What is required: Make an exact copy of all the entries, but do not reproduce the pictures.

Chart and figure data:
■ ■ ■

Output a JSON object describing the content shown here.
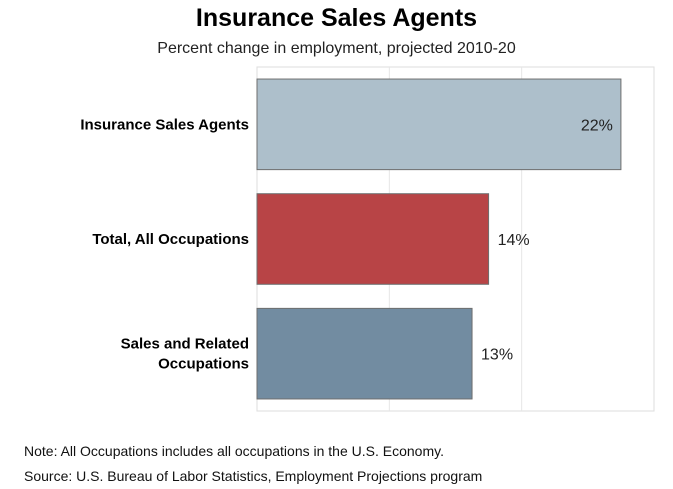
{
  "chart_data": {
    "type": "bar",
    "orientation": "horizontal",
    "title": "Insurance Sales Agents",
    "subtitle": "Percent change in employment, projected 2010-20",
    "categories": [
      [
        "Insurance Sales Agents"
      ],
      [
        "Total, All Occupations"
      ],
      [
        "Sales and Related",
        "Occupations"
      ]
    ],
    "values": [
      22,
      14,
      13
    ],
    "value_labels": [
      "22%",
      "14%",
      "13%"
    ],
    "bar_colors": [
      "#adbfcb",
      "#b84446",
      "#728ca1"
    ],
    "xlim": [
      0,
      24
    ],
    "grid": true
  },
  "notes": {
    "note": "Note: All Occupations includes all occupations in the U.S. Economy.",
    "source": "Source: U.S. Bureau of Labor Statistics, Employment Projections program"
  }
}
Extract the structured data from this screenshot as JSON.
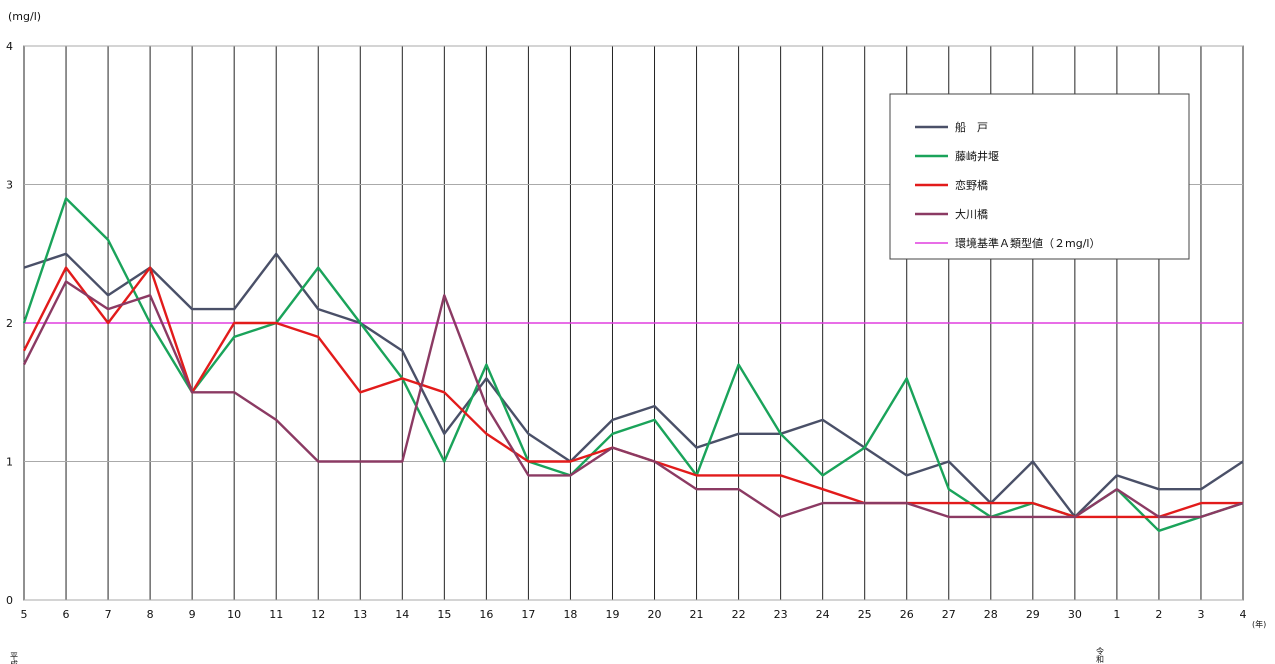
{
  "chart_data": {
    "type": "line",
    "ylabel": "(mg/l)",
    "xlabel": "(年)",
    "ylim": [
      0,
      4
    ],
    "yticks": [
      "0",
      "1",
      "2",
      "3",
      "4"
    ],
    "categories": [
      "5",
      "6",
      "7",
      "8",
      "9",
      "10",
      "11",
      "12",
      "13",
      "14",
      "15",
      "16",
      "17",
      "18",
      "19",
      "20",
      "21",
      "22",
      "23",
      "24",
      "25",
      "26",
      "27",
      "28",
      "29",
      "30",
      "1",
      "2",
      "3",
      "4"
    ],
    "era_labels": {
      "heisei": "平成",
      "reiwa": "令和"
    },
    "grid": true,
    "legend_position": "top-right",
    "series": [
      {
        "name": "船　戸",
        "color": "#4a5068",
        "values": [
          2.4,
          2.5,
          2.2,
          2.4,
          2.1,
          2.1,
          2.5,
          2.1,
          2.0,
          1.8,
          1.2,
          1.6,
          1.2,
          1.0,
          1.3,
          1.4,
          1.1,
          1.2,
          1.2,
          1.3,
          1.1,
          0.9,
          1.0,
          0.7,
          1.0,
          0.6,
          0.9,
          0.8,
          0.8,
          1.0
        ]
      },
      {
        "name": "藤崎井堰",
        "color": "#1aa35a",
        "values": [
          2.0,
          2.9,
          2.6,
          2.0,
          1.5,
          1.9,
          2.0,
          2.4,
          2.0,
          1.6,
          1.0,
          1.7,
          1.0,
          0.9,
          1.2,
          1.3,
          0.9,
          1.7,
          1.2,
          0.9,
          1.1,
          1.6,
          0.8,
          0.6,
          0.7,
          0.6,
          0.8,
          0.5,
          0.6,
          0.7
        ]
      },
      {
        "name": "恋野橋",
        "color": "#e21b1b",
        "values": [
          1.8,
          2.4,
          2.0,
          2.4,
          1.5,
          2.0,
          2.0,
          1.9,
          1.5,
          1.6,
          1.5,
          1.2,
          1.0,
          1.0,
          1.1,
          1.0,
          0.9,
          0.9,
          0.9,
          0.8,
          0.7,
          0.7,
          0.7,
          0.7,
          0.7,
          0.6,
          0.6,
          0.6,
          0.7,
          0.7
        ]
      },
      {
        "name": "大川橋",
        "color": "#8b3a63",
        "values": [
          1.7,
          2.3,
          2.1,
          2.2,
          1.5,
          1.5,
          1.3,
          1.0,
          1.0,
          1.0,
          2.2,
          1.4,
          0.9,
          0.9,
          1.1,
          1.0,
          0.8,
          0.8,
          0.6,
          0.7,
          0.7,
          0.7,
          0.6,
          0.6,
          0.6,
          0.6,
          0.8,
          0.6,
          0.6,
          0.7
        ]
      }
    ],
    "reference_lines": [
      {
        "name": "環境基準Ａ類型値（２mg/l）",
        "value": 2,
        "color": "#e03fdf"
      }
    ]
  }
}
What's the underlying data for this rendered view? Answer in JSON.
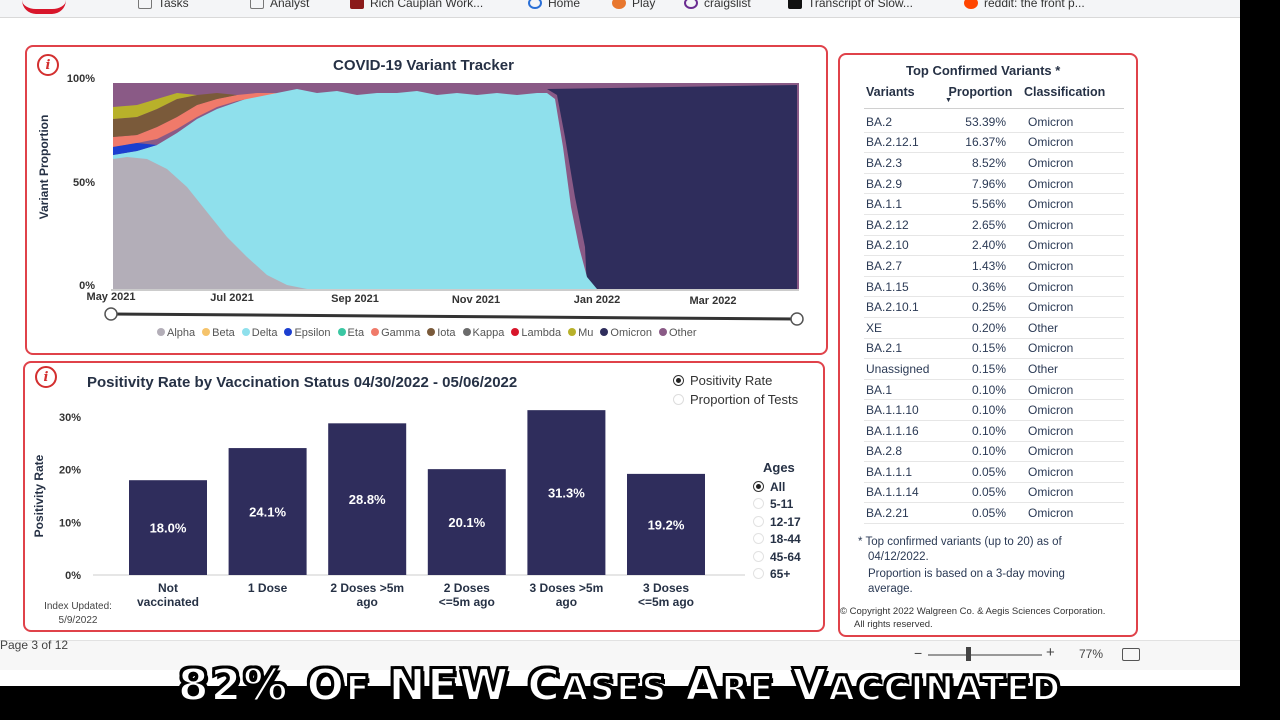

■ ■ ■

Solution:
Output a JSON object describing the content shown here.
{
  "chart_data": {
    "type": "bar",
    "orientation": "horizontal",
    "title": "Insurance Sales Agents",
    "subtitle": "Percent change in employment, projected 2010-20",
    "categories": [
      [
        "Insurance Sales Agents"
      ],
      [
        "Total, All Occupations"
      ],
      [
        "Sales and Related",
        "Occupations"
      ]
    ],
    "values": [
      22,
      14,
      13
    ],
    "value_labels": [
      "22%",
      "14%",
      "13%"
    ],
    "bar_colors": [
      "#adbfcb",
      "#b84446",
      "#728ca1"
    ],
    "xlim": [
      0,
      24
    ],
    "grid": true
  },
  "notes": {
    "note": "Note: All Occupations includes all occupations in the U.S. Economy.",
    "source": "Source: U.S. Bureau of Labor Statistics, Employment Projections program"
  }
}
Extract the structured data from this screenshot as JSON.
{
  "chart_data": {
    "type": "line",
    "ylabel": "(mg/l)",
    "xlabel": "(年)",
    "ylim": [
      0,
      4
    ],
    "yticks": [
      "0",
      "1",
      "2",
      "3",
      "4"
    ],
    "categories": [
      "5",
      "6",
      "7",
      "8",
      "9",
      "10",
      "11",
      "12",
      "13",
      "14",
      "15",
      "16",
      "17",
      "18",
      "19",
      "20",
      "21",
      "22",
      "23",
      "24",
      "25",
      "26",
      "27",
      "28",
      "29",
      "30",
      "1",
      "2",
      "3",
      "4"
    ],
    "era_labels": {
      "heisei": "平成",
      "reiwa": "令和"
    },
    "grid": true,
    "legend_position": "top-right",
    "series": [
      {
        "name": "船　戸",
        "color": "#4a5068",
        "values": [
          2.4,
          2.5,
          2.2,
          2.4,
          2.1,
          2.1,
          2.5,
          2.1,
          2.0,
          1.8,
          1.2,
          1.6,
          1.2,
          1.0,
          1.3,
          1.4,
          1.1,
          1.2,
          1.2,
          1.3,
          1.1,
          0.9,
          1.0,
          0.7,
          1.0,
          0.6,
          0.9,
          0.8,
          0.8,
          1.0
        ]
      },
      {
        "name": "藤崎井堰",
        "color": "#1aa35a",
        "values": [
          2.0,
          2.9,
          2.6,
          2.0,
          1.5,
          1.9,
          2.0,
          2.4,
          2.0,
          1.6,
          1.0,
          1.7,
          1.0,
          0.9,
          1.2,
          1.3,
          0.9,
          1.7,
          1.2,
          0.9,
          1.1,
          1.6,
          0.8,
          0.6,
          0.7,
          0.6,
          0.8,
          0.5,
          0.6,
          0.7
        ]
      },
      {
        "name": "恋野橋",
        "color": "#e21b1b",
        "values": [
          1.8,
          2.4,
          2.0,
          2.4,
          1.5,
          2.0,
          2.0,
          1.9,
          1.5,
          1.6,
          1.5,
          1.2,
          1.0,
          1.0,
          1.1,
          1.0,
          0.9,
          0.9,
          0.9,
          0.8,
          0.7,
          0.7,
          0.7,
          0.7,
          0.7,
          0.6,
          0.6,
          0.6,
          0.7,
          0.7
        ]
      },
      {
        "name": "大川橋",
        "color": "#8b3a63",
        "values": [
          1.7,
          2.3,
          2.1,
          2.2,
          1.5,
          1.5,
          1.3,
          1.0,
          1.0,
          1.0,
          2.2,
          1.4,
          0.9,
          0.9,
          1.1,
          1.0,
          0.8,
          0.8,
          0.6,
          0.7,
          0.7,
          0.7,
          0.6,
          0.6,
          0.6,
          0.6,
          0.8,
          0.6,
          0.6,
          0.7
        ]
      }
    ],
    "reference_lines": [
      {
        "name": "環境基準Ａ類型値（２mg/l）",
        "value": 2,
        "color": "#e03fdf"
      }
    ]
  }
}
What's the underlying data for this rendered view? Answer in JSON.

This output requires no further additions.